>>>

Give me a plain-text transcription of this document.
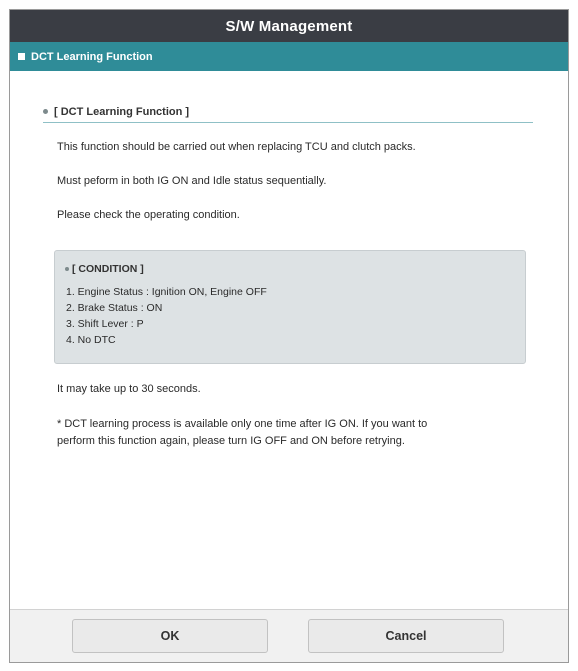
S/W Management
DCT Learning Function
[ DCT Learning Function ]
This function should be carried out when replacing TCU and clutch packs.
Must peform in both IG ON and Idle status sequentially.
Please check the operating condition.
[ CONDITION ]
1. Engine Status : Ignition ON, Engine OFF
2. Brake Status : ON
3. Shift Lever : P
4. No DTC
It may take up to 30 seconds.
* DCT learning process is available only one time after IG ON. If you want to
perform this function again, please turn IG OFF and ON before retrying.
OK	Cancel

<<<

WRITTEN REQUEST: Each line of the data is to be duplicated exactly; pictures stay out of the copy.

THE RESULT:
Give me a plain-text transcription of this document.
S/W Management
DCT Learning Function
[ DCT Learning Function ]
This function should be carried out when replacing TCU and clutch packs.
Must peform in both IG ON and Idle status sequentially.
Please check the operating condition.
[ CONDITION ]
1. Engine Status : Ignition ON, Engine OFF
2. Brake Status : ON
3. Shift Lever : P
4. No DTC
It may take up to 30 seconds.
* DCT learning process is available only one time after IG ON. If you want to
perform this function again, please turn IG OFF and ON before retrying.
OK	Cancel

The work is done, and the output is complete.